**What you are asked to do:** Copy each record exactly as it reads, leaving out any pictures it holds.

==== Records for processing

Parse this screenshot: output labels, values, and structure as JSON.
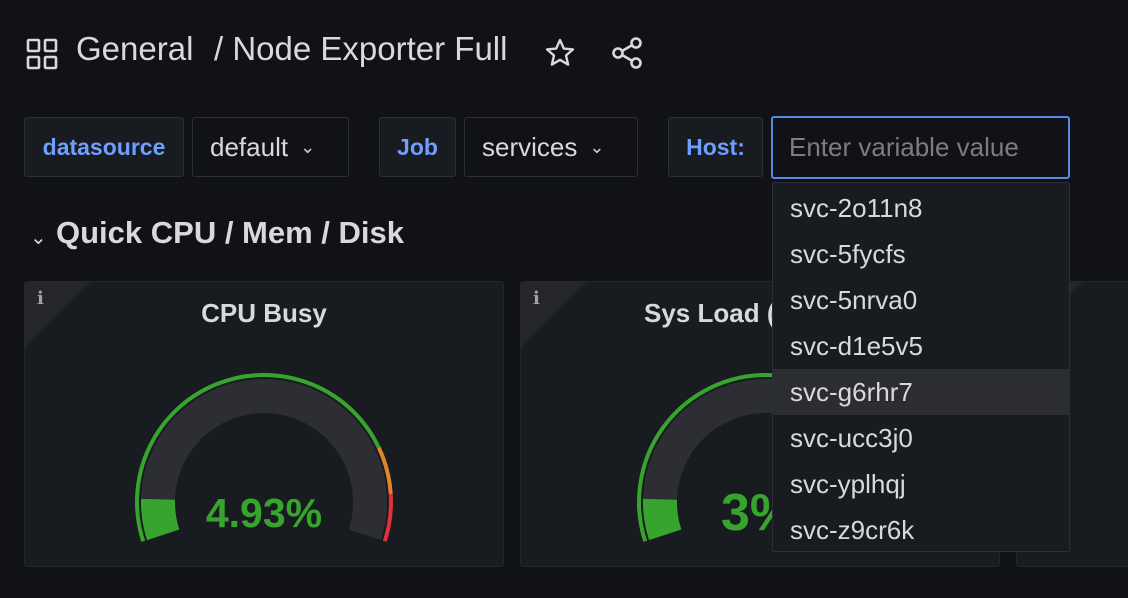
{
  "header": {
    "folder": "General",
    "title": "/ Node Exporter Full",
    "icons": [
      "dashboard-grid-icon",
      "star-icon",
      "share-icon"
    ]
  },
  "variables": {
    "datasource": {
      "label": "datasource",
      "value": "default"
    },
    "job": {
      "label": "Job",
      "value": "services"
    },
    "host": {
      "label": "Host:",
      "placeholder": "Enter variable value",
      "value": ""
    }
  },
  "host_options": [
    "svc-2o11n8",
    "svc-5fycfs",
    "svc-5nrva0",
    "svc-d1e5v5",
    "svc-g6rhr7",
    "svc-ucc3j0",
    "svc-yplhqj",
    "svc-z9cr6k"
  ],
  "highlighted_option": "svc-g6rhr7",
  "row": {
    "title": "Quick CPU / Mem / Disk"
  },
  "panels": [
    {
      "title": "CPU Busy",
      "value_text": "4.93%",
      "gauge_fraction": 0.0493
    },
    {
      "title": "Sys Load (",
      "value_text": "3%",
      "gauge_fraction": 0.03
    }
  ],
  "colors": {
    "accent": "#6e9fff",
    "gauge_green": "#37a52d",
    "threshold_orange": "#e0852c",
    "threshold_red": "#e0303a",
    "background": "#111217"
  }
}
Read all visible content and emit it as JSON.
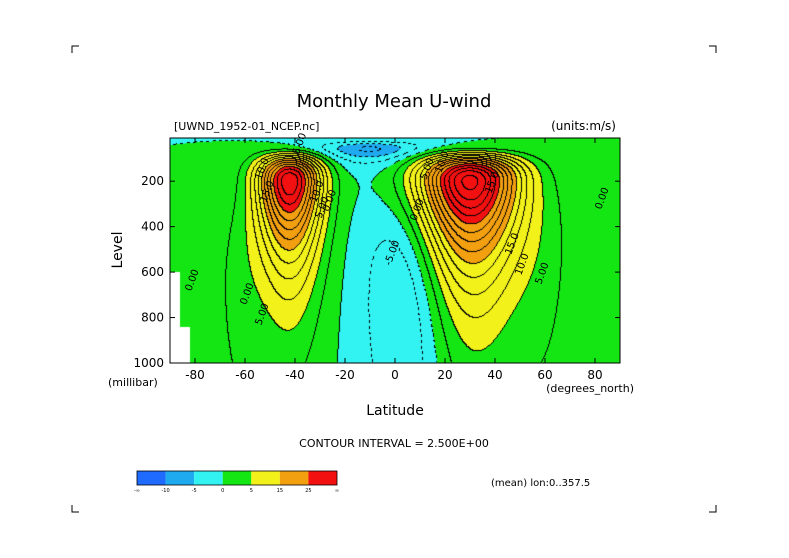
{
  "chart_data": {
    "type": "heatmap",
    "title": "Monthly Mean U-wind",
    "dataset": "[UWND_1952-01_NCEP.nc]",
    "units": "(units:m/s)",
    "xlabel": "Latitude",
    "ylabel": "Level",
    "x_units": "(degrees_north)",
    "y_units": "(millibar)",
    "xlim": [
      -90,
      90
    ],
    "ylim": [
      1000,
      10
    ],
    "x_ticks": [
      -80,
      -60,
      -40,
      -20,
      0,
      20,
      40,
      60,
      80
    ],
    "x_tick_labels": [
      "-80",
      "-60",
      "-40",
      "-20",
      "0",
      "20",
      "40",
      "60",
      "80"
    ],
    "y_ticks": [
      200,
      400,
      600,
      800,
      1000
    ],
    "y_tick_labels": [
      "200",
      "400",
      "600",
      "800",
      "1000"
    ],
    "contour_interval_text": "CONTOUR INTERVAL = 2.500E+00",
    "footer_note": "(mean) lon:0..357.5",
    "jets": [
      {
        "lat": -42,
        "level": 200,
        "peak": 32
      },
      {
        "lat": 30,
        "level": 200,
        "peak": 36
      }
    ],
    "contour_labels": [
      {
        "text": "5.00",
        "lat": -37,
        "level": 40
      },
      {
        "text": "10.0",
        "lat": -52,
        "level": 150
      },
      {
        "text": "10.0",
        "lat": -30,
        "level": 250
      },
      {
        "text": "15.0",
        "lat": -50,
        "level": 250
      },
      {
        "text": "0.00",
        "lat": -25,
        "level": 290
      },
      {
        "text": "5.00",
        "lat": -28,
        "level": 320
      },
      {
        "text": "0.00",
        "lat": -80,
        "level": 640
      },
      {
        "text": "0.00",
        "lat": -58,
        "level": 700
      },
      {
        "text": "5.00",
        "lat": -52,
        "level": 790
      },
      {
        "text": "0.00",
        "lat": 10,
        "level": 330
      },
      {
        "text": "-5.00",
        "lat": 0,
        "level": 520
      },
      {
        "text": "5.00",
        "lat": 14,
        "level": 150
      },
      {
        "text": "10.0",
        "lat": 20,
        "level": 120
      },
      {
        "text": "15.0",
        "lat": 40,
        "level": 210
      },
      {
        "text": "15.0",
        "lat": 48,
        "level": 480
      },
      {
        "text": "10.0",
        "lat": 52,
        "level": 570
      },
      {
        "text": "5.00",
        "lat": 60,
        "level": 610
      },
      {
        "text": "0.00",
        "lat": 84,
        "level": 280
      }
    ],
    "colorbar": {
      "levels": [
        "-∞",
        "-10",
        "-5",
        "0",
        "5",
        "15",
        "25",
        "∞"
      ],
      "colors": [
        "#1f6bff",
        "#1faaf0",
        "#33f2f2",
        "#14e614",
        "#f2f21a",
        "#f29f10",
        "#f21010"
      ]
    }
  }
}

========

**Exercise result:**
Parse this screenshot: output labels, values, and structure as JSON.
{
  "header": {
    "folder": "General",
    "title": "/ Node Exporter Full",
    "icons": [
      "dashboard-grid-icon",
      "star-icon",
      "share-icon"
    ]
  },
  "variables": {
    "datasource": {
      "label": "datasource",
      "value": "default"
    },
    "job": {
      "label": "Job",
      "value": "services"
    },
    "host": {
      "label": "Host:",
      "placeholder": "Enter variable value",
      "value": ""
    }
  },
  "host_options": [
    "svc-2o11n8",
    "svc-5fycfs",
    "svc-5nrva0",
    "svc-d1e5v5",
    "svc-g6rhr7",
    "svc-ucc3j0",
    "svc-yplhqj",
    "svc-z9cr6k"
  ],
  "highlighted_option": "svc-g6rhr7",
  "row": {
    "title": "Quick CPU / Mem / Disk"
  },
  "panels": [
    {
      "title": "CPU Busy",
      "value_text": "4.93%",
      "gauge_fraction": 0.0493
    },
    {
      "title": "Sys Load (",
      "value_text": "3%",
      "gauge_fraction": 0.03
    }
  ],
  "colors": {
    "accent": "#6e9fff",
    "gauge_green": "#37a52d",
    "threshold_orange": "#e0852c",
    "threshold_red": "#e0303a",
    "background": "#111217"
  }
}
Read all visible content and emit it as JSON.
{
  "chart_data": {
    "type": "heatmap",
    "title": "Monthly Mean U-wind",
    "dataset": "[UWND_1952-01_NCEP.nc]",
    "units": "(units:m/s)",
    "xlabel": "Latitude",
    "ylabel": "Level",
    "x_units": "(degrees_north)",
    "y_units": "(millibar)",
    "xlim": [
      -90,
      90
    ],
    "ylim": [
      1000,
      10
    ],
    "x_ticks": [
      -80,
      -60,
      -40,
      -20,
      0,
      20,
      40,
      60,
      80
    ],
    "x_tick_labels": [
      "-80",
      "-60",
      "-40",
      "-20",
      "0",
      "20",
      "40",
      "60",
      "80"
    ],
    "y_ticks": [
      200,
      400,
      600,
      800,
      1000
    ],
    "y_tick_labels": [
      "200",
      "400",
      "600",
      "800",
      "1000"
    ],
    "contour_interval_text": "CONTOUR INTERVAL = 2.500E+00",
    "footer_note": "(mean) lon:0..357.5",
    "jets": [
      {
        "lat": -42,
        "level": 200,
        "peak": 32
      },
      {
        "lat": 30,
        "level": 200,
        "peak": 36
      }
    ],
    "contour_labels": [
      {
        "text": "5.00",
        "lat": -37,
        "level": 40
      },
      {
        "text": "10.0",
        "lat": -52,
        "level": 150
      },
      {
        "text": "10.0",
        "lat": -30,
        "level": 250
      },
      {
        "text": "15.0",
        "lat": -50,
        "level": 250
      },
      {
        "text": "0.00",
        "lat": -25,
        "level": 290
      },
      {
        "text": "5.00",
        "lat": -28,
        "level": 320
      },
      {
        "text": "0.00",
        "lat": -80,
        "level": 640
      },
      {
        "text": "0.00",
        "lat": -58,
        "level": 700
      },
      {
        "text": "5.00",
        "lat": -52,
        "level": 790
      },
      {
        "text": "0.00",
        "lat": 10,
        "level": 330
      },
      {
        "text": "-5.00",
        "lat": 0,
        "level": 520
      },
      {
        "text": "5.00",
        "lat": 14,
        "level": 150
      },
      {
        "text": "10.0",
        "lat": 20,
        "level": 120
      },
      {
        "text": "15.0",
        "lat": 40,
        "level": 210
      },
      {
        "text": "15.0",
        "lat": 48,
        "level": 480
      },
      {
        "text": "10.0",
        "lat": 52,
        "level": 570
      },
      {
        "text": "5.00",
        "lat": 60,
        "level": 610
      },
      {
        "text": "0.00",
        "lat": 84,
        "level": 280
      }
    ],
    "colorbar": {
      "levels": [
        "-∞",
        "-10",
        "-5",
        "0",
        "5",
        "15",
        "25",
        "∞"
      ],
      "colors": [
        "#1f6bff",
        "#1faaf0",
        "#33f2f2",
        "#14e614",
        "#f2f21a",
        "#f29f10",
        "#f21010"
      ]
    }
  }
}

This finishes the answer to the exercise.